#### ESTRATTO FORNITO:

Si stringe quindi un nuovo legame tra India e Usa in funzione anticinese, anche se l’India si è astenuta nelle votazioni Onu sulle malefatte russe in Ucraina e anche se il presidente indiano, Narendra Modi, ha acquistato da Mosca i sistemi di difesa aerea S-400. Tuttavia, Modi ha anche aderito all’alleanza Quad on Usa, Australia e Giappone, mentre l’acquisto di armamenti dagli Stati Uniti negli ultimi dieci anni è passato da zero dollari a venti miliardi.

La questione in Pakistan

Buone notizie arrivano dal Pakistan, il secondo peggior nemico dell’India, con il quale è in corso un conflitto strisciante fin dalla fine dell’Impero inglese, causata non solo dalle opposte guerre “sante” induista e musulmana, e non solo dal contenzioso sui confini, che peraltro è più pericoloso nella zona del Kashmir, dove l’India perse una porzione di territorio nel corso del conflitto armato del 1962 contro la Cina che aveva appena assoggettato il Tibet. Imran Khan è il primo premier del Pakistan rimosso con un voto di sfiducia della sua stessa maggioranza e col placet dei militari. Il suo successore reggerà le sorti del Pakistan fino alle elezioni del 2023.

#### VOCI PRESENTATE:
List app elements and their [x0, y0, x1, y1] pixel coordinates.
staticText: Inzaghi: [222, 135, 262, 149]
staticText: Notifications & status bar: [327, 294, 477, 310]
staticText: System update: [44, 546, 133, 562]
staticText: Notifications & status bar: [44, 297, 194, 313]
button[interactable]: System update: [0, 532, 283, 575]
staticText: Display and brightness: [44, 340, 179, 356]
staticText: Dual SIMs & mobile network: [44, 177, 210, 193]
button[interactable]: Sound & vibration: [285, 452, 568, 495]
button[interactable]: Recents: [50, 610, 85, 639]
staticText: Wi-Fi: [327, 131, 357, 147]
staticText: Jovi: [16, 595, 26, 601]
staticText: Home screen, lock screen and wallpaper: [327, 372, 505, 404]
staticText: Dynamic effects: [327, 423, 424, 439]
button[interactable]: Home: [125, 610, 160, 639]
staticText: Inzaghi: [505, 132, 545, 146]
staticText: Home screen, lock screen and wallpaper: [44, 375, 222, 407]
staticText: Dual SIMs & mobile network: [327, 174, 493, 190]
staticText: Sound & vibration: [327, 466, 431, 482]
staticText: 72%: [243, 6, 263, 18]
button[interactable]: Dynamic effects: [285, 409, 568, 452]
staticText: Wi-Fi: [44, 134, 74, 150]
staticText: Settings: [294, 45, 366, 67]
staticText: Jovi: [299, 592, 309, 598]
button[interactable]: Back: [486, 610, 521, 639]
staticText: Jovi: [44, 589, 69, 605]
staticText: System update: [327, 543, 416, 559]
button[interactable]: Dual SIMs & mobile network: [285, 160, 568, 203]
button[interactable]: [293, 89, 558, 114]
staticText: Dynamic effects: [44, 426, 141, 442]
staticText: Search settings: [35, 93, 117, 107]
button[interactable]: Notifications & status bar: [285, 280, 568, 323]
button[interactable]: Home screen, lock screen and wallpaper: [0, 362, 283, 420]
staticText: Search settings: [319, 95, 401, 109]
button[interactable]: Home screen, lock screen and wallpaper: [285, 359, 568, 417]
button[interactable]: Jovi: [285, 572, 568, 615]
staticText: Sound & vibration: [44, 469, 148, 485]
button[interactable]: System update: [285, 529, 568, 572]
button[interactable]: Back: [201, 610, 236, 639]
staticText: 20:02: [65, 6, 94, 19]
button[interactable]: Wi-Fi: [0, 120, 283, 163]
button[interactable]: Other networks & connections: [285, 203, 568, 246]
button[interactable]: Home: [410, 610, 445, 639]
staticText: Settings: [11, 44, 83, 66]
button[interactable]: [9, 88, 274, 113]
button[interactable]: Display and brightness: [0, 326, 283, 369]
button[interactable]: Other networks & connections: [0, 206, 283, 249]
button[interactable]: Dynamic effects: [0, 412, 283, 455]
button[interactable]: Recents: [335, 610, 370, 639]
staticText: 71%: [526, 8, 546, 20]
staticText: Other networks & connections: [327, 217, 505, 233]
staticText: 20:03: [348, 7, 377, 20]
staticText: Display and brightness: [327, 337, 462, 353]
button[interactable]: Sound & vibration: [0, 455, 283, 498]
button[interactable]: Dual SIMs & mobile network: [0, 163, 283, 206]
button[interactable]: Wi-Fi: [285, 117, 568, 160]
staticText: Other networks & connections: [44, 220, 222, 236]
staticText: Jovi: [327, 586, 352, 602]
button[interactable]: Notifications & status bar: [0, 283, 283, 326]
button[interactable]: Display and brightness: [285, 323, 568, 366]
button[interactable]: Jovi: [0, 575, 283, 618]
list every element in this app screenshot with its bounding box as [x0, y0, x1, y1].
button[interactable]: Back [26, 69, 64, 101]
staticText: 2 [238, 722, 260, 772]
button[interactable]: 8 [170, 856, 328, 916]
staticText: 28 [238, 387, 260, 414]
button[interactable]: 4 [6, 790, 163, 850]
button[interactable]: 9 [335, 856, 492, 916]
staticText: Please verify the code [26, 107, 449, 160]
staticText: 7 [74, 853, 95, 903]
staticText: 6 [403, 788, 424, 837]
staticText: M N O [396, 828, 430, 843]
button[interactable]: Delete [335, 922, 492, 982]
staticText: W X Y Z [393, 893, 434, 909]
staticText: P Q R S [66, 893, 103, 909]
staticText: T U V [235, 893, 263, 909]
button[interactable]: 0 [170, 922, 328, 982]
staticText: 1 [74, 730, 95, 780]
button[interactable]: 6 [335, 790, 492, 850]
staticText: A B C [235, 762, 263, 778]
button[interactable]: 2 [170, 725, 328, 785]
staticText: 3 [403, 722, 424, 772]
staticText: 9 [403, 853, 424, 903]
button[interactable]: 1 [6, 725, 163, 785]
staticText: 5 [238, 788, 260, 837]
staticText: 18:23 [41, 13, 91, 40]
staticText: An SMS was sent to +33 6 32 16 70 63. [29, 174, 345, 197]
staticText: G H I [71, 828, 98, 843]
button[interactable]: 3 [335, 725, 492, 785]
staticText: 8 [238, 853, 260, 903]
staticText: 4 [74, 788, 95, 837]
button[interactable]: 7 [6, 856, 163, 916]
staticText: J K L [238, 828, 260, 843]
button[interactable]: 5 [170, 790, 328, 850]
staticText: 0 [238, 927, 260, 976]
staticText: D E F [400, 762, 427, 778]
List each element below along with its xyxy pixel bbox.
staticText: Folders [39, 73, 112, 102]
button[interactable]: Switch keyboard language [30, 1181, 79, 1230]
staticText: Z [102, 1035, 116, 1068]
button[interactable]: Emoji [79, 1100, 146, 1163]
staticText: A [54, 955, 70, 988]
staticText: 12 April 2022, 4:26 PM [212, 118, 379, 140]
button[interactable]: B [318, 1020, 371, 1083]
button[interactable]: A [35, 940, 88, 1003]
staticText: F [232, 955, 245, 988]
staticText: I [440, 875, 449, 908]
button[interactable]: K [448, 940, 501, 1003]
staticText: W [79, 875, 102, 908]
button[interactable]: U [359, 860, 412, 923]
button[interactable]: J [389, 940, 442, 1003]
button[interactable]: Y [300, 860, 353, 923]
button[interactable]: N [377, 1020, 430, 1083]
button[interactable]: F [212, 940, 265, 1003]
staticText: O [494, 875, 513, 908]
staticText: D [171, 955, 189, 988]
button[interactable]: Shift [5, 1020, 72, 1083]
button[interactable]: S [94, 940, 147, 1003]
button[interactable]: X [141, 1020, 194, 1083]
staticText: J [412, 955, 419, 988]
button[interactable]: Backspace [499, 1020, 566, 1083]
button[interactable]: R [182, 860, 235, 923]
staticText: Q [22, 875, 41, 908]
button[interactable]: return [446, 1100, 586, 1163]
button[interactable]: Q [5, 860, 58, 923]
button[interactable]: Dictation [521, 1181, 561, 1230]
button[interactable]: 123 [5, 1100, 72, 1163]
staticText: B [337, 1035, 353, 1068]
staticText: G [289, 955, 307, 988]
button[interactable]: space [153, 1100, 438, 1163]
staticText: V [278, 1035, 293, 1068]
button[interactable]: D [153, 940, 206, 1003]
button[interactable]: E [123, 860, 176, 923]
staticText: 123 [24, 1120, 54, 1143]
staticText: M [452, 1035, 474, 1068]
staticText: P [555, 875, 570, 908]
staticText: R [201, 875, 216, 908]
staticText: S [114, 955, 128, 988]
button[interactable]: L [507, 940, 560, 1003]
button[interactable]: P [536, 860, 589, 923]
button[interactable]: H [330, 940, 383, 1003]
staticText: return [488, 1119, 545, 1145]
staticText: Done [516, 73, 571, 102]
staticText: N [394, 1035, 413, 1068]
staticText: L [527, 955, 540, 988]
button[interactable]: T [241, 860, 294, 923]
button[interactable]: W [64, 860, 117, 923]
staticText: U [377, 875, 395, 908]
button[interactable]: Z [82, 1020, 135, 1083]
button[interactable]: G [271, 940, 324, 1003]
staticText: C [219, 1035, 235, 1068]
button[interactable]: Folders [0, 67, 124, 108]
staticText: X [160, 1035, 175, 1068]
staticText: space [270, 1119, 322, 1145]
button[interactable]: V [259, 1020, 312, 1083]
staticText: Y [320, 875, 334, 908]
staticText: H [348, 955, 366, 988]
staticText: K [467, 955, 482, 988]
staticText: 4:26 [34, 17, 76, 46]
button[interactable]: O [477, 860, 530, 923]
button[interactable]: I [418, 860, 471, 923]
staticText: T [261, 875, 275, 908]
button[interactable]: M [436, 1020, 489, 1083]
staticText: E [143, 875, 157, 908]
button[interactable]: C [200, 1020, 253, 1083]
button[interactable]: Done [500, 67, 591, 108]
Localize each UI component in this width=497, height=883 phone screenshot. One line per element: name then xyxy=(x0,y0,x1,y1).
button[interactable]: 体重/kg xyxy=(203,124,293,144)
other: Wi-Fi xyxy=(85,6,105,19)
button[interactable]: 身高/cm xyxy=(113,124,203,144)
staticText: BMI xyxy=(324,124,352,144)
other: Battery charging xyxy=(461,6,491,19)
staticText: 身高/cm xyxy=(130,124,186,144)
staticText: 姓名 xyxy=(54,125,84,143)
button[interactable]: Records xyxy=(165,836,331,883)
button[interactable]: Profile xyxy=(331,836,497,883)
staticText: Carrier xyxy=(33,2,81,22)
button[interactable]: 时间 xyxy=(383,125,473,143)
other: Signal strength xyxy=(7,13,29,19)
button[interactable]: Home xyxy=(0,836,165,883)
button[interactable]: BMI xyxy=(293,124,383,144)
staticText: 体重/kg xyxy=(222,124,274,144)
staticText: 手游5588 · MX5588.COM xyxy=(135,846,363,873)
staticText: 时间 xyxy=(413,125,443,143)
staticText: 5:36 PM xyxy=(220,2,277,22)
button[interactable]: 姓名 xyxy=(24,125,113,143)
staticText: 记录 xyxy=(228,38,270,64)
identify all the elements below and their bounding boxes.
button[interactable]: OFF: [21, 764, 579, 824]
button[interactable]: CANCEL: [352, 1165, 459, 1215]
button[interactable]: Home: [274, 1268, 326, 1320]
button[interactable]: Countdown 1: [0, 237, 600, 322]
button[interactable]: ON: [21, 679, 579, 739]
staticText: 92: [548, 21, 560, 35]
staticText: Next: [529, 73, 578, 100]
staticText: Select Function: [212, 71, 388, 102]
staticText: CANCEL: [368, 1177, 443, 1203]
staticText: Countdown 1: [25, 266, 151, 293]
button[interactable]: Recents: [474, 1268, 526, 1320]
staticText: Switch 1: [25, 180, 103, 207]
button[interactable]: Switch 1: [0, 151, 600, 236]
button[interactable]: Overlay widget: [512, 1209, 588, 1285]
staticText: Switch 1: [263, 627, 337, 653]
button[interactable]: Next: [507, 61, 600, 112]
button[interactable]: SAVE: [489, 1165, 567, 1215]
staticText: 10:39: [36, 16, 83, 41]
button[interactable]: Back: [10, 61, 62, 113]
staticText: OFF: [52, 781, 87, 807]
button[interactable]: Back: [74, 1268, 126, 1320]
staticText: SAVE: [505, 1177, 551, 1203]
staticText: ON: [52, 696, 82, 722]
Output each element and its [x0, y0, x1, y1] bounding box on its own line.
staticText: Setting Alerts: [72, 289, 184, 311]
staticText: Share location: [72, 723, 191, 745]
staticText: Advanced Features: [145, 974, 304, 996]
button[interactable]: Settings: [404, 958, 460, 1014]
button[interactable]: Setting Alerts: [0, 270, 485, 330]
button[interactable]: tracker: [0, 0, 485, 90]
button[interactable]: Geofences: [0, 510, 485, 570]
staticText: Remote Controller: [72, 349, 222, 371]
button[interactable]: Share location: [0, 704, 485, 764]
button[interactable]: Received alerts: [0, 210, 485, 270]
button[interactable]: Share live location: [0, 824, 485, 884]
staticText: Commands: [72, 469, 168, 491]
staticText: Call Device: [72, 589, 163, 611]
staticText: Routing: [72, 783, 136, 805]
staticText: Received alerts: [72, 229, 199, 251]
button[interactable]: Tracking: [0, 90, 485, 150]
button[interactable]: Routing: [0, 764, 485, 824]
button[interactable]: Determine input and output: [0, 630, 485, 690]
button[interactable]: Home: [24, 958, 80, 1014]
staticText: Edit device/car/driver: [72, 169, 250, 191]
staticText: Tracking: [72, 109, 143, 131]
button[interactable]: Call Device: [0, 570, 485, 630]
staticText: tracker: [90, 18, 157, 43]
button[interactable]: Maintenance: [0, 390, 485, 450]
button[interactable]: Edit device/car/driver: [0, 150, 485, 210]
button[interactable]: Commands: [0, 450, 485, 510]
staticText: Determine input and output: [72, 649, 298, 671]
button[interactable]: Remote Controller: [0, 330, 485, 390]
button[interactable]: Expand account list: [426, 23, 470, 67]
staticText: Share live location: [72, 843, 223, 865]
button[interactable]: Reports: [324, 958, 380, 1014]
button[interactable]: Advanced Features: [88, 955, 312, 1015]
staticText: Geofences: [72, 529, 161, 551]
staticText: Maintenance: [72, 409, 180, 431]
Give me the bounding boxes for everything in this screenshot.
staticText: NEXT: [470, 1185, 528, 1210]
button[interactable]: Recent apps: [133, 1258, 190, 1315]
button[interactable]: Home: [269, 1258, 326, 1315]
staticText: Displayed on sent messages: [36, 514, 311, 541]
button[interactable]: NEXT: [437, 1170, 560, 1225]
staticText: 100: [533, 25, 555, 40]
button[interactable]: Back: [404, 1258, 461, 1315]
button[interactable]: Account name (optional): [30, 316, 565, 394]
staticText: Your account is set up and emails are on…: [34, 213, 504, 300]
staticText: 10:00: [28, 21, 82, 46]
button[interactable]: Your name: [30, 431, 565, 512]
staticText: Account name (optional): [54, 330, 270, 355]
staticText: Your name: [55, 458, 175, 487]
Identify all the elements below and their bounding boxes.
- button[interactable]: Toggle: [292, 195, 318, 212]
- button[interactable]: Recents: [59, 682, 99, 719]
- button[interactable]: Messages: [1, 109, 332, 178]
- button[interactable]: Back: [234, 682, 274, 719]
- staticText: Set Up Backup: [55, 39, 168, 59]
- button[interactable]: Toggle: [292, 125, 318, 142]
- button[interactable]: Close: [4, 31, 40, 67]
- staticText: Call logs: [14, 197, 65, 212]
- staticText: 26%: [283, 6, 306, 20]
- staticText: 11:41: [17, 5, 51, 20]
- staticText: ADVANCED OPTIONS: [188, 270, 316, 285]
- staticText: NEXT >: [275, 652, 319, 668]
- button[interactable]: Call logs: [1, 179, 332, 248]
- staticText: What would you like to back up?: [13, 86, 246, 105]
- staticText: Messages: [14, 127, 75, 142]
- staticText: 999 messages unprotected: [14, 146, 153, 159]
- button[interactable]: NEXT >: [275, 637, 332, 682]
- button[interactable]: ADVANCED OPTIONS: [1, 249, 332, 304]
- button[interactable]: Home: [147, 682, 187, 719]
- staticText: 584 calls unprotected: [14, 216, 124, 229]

#### ISTRUZIONI DA SEGUIRE:
Riscrivi il passo dell'estratto che comincia con "La questione in" e finisce con "elezioni del 2023.", sostituendo "Imran Khan" con "Khan". Le voci sono materiale a sé, distinto dall'estratto.

#### SOLUZIONE:
La questione in Pakistan

Buone notizie arrivano dal Pakistan, il secondo peggior nemico dell’India, con il quale è in corso un conflitto strisciante fin dalla fine dell’Impero inglese, causata non solo dalle opposte guerre “sante” induista e musulmana, e non solo dal contenzioso sui confini, che peraltro è più pericoloso nella zona del Kashmir, dove l’India perse una porzione di territorio nel corso del conflitto armato del 1962 contro la Cina che aveva appena assoggettato il Tibet. Khan è il primo premier del Pakistan rimosso con un voto di sfiducia della sua stessa maggioranza e col placet dei militari. Il suo successore reggerà le sorti del Pakistan fino alle elezioni del 2023.